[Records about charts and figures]
--- begin ---

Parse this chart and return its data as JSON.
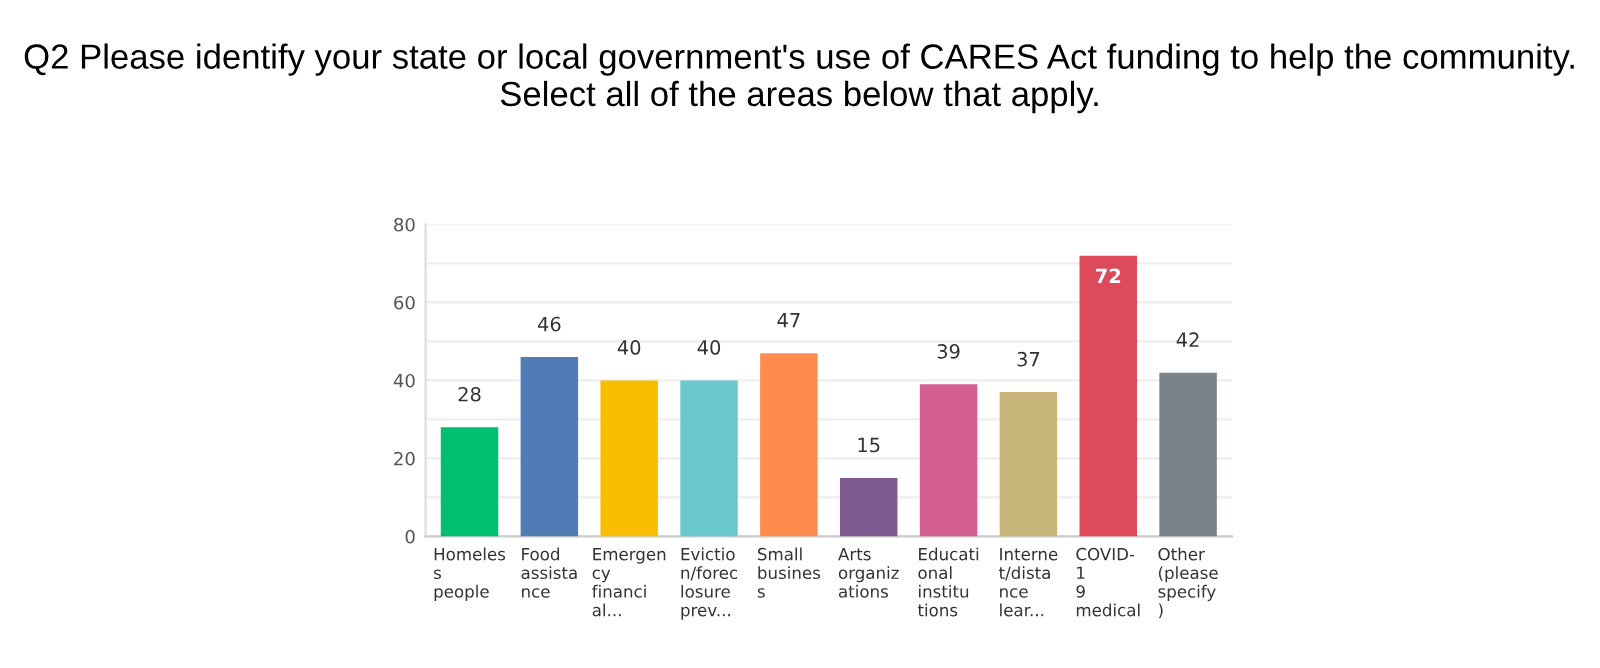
{
  "chart_data": {
    "type": "bar",
    "title": "Q2 Please identify your state or local government's use of CARES Act funding to help the community. Select all of the areas below that apply.",
    "categories": [
      "Homeles\ns\npeople",
      "Food\nassista\nnce",
      "Emergen\ncy\nfinanci\nal...",
      "Evictio\nn/forec\nlosure\nprev...",
      "Small\nbusines\ns",
      "Arts\norganiz\nations",
      "Educati\nonal\ninstitu\ntions",
      "Interne\nt/dista\nnce\nlear...",
      "COVID-\n1\n9\nmedical",
      "Other\n(please\nspecify\n)"
    ],
    "values": [
      28,
      46,
      40,
      40,
      47,
      15,
      39,
      37,
      72,
      42
    ],
    "colors": [
      "#00bf6f",
      "#507cb6",
      "#f9be00",
      "#6bc8cd",
      "#ff8b4f",
      "#7f5a8f",
      "#d25f90",
      "#c8b57a",
      "#dd4b5a",
      "#7b8288"
    ],
    "ylim": [
      0,
      80
    ],
    "yticks": [
      0,
      {
        "value": 10,
        "label": null
      },
      20,
      {
        "value": 30,
        "label": null
      },
      40,
      {
        "value": 50,
        "label": null
      },
      60,
      {
        "value": 70,
        "label": null
      },
      80
    ],
    "grid": "y",
    "data_labels": true
  }
}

--- end ---

§ **Instructions for the task**: Quote the material word for word, dropping any images it holds.

§ **Finished answer**:
Parse this chart and return its data as JSON.
{
  "chart_data": {
    "type": "bar",
    "title": "Q2 Please identify your state or local government's use of CARES Act funding to help the community. Select all of the areas below that apply.",
    "categories": [
      "Homeles\ns\npeople",
      "Food\nassista\nnce",
      "Emergen\ncy\nfinanci\nal...",
      "Evictio\nn/forec\nlosure\nprev...",
      "Small\nbusines\ns",
      "Arts\norganiz\nations",
      "Educati\nonal\ninstitu\ntions",
      "Interne\nt/dista\nnce\nlear...",
      "COVID-\n1\n9\nmedical",
      "Other\n(please\nspecify\n)"
    ],
    "values": [
      28,
      46,
      40,
      40,
      47,
      15,
      39,
      37,
      72,
      42
    ],
    "colors": [
      "#00bf6f",
      "#507cb6",
      "#f9be00",
      "#6bc8cd",
      "#ff8b4f",
      "#7f5a8f",
      "#d25f90",
      "#c8b57a",
      "#dd4b5a",
      "#7b8288"
    ],
    "ylim": [
      0,
      80
    ],
    "yticks": [
      0,
      {
        "value": 10,
        "label": null
      },
      20,
      {
        "value": 30,
        "label": null
      },
      40,
      {
        "value": 50,
        "label": null
      },
      60,
      {
        "value": 70,
        "label": null
      },
      80
    ],
    "grid": "y",
    "data_labels": true
  }
}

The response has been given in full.